# Task item A
Write out part of the phishing passage word for word. Begin at the words "In part, the" and stop after "recipients questioned it.".
# Task item B
How might the passage on reducing phishing risk go on? Continue it from its last sentence.

# Given passage
*** Begin section ***

What can my company do to reduce our chances of being targeted by phishing attacks?
In part, the answer has to do with NOT doing silly or thoughtless things that can increase your vulnerability. Now that phishing has become a fact of life, companies need to be careful about how they use e-mail to communicate with customers. For example, in May 2004, Wachovia's phones started ringing off the hook after the bank sent customers an e-mail instructing them to update their online banking user names and passwords by clicking on a link. Although the e-mail was legitimate (the bank had to migrate customers to a new system following a merger), a quarter of the recipients questioned it.
As Wachovia learned, companies need to clearly think through their customer communication protocols. Best practices include giving all e-mails and webpages a consistent look and feel, greeting customers by first and last name in e-mails, and never asking for personal or account data through e-mail. If any time-sensitive personal information is sent through e-mail, it has to be encrypted. Marketers may wring their hands at the prospect of not sending customers links that would take them directly to targeted offers, but instructing customers to bookmark key pages or linking to special offers from the homepage is a lot more secure. That way, companies are training their customers not to be duped.

*** End section ***

(Collected data)
*** Begin section ***

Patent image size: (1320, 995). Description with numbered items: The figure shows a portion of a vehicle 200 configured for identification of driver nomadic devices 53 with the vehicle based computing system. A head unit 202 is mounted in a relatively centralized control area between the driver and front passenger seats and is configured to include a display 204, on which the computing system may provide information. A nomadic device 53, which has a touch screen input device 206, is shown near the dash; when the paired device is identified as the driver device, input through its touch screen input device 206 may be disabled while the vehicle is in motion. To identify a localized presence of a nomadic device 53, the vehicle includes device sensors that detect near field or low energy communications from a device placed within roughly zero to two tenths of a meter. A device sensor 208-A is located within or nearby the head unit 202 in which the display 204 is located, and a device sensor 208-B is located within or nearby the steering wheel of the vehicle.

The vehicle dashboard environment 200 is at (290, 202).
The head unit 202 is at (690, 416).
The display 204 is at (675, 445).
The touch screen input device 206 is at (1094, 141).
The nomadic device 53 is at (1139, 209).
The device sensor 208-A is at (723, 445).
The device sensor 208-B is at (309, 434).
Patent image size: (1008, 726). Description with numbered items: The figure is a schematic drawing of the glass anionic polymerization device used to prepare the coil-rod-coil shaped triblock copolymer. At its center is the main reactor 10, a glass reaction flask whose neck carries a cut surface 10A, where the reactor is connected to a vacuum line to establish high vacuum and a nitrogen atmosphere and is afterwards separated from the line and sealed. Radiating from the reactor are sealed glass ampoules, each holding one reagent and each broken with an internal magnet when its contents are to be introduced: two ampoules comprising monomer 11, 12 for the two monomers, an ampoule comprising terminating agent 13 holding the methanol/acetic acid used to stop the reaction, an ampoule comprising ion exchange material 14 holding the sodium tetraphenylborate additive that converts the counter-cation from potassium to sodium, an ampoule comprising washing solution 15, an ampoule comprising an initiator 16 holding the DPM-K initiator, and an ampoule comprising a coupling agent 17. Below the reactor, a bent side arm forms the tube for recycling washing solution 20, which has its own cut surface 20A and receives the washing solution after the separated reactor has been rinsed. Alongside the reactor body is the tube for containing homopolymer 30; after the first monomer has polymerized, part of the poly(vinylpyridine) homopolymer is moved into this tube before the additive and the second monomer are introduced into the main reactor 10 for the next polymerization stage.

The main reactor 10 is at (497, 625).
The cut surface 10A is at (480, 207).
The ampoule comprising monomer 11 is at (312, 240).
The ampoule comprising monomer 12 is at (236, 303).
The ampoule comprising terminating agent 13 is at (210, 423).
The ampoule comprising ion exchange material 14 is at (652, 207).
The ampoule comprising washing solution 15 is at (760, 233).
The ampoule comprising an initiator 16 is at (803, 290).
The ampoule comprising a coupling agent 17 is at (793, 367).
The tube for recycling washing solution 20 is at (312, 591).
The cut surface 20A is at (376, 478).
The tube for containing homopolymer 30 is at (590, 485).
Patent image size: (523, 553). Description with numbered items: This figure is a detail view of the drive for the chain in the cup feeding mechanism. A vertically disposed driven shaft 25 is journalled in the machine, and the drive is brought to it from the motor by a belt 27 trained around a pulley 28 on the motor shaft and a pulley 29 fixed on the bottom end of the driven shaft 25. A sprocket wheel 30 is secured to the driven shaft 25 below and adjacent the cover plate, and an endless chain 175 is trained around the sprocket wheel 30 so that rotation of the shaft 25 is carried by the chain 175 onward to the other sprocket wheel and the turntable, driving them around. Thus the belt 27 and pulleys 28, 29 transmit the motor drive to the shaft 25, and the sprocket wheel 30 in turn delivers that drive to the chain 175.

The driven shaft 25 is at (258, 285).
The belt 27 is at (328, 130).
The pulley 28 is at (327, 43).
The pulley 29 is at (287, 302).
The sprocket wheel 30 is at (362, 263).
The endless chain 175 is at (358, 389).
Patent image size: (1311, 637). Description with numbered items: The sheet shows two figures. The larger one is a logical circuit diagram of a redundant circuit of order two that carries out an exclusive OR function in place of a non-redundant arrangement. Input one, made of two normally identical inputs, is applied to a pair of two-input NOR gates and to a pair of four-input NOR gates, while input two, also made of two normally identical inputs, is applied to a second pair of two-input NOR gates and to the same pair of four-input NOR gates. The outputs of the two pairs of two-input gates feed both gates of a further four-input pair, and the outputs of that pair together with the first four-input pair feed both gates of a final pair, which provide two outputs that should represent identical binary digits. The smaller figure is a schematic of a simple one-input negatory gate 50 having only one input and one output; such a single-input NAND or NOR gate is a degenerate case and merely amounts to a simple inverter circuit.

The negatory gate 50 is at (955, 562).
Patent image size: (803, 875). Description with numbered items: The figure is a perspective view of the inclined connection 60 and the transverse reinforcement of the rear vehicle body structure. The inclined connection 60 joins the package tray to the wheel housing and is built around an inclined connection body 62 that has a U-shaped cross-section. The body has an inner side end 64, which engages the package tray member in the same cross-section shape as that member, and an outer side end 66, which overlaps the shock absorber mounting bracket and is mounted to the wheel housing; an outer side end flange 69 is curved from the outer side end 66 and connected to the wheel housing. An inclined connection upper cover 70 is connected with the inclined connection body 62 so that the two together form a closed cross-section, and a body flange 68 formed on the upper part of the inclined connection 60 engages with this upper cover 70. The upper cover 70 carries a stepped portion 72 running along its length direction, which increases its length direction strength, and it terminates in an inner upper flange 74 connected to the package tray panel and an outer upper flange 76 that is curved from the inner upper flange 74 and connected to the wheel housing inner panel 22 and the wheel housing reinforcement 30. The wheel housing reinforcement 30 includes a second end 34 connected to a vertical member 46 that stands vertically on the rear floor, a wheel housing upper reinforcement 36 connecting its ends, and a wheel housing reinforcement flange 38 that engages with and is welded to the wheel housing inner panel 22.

*** End section ***

# Answer space A
In part, the answer has to do with NOT doing silly or thoughtless things that can increase your vulnerability. Now that phishing has become a fact of life, companies need to be careful about how they use e-mail to communicate with customers. For example, in May 2004, Wachovia's phones started ringing off the hook after the bank sent customers an e-mail instructing them to update their online banking user names and passwords by clicking on a link. Although the e-mail was legitimate (the bank had to migrate customers to a new system following a merger), a quarter of the recipients questioned it.

# Answer space B
It also makes sense to revisit what customers are allowed to do on your website. They should not be able to open a new account, sign up for a credit card or change their address online with just a password. At a minimum, companies should acknowledge every online transaction through e-mail and one other method of the customer's choosing (such as calling the phone number on record) so that customers are aware of all online activity on their accounts. And to make it more difficult for phishers to copy online data-capture forms, organizations should avoid putting them on the website for all to see. Instead, organizations should require secured log-in to access e-commerce forms.
At the end of the day, though, better authentication is the best way to decrease the likelihood that phishers will target your organization. Banks are beginning to experiment with technologies like RSA tokens, biometrics, one-time-use passwords and smart cards, all of which make their customers' personal information less valuable for phishers.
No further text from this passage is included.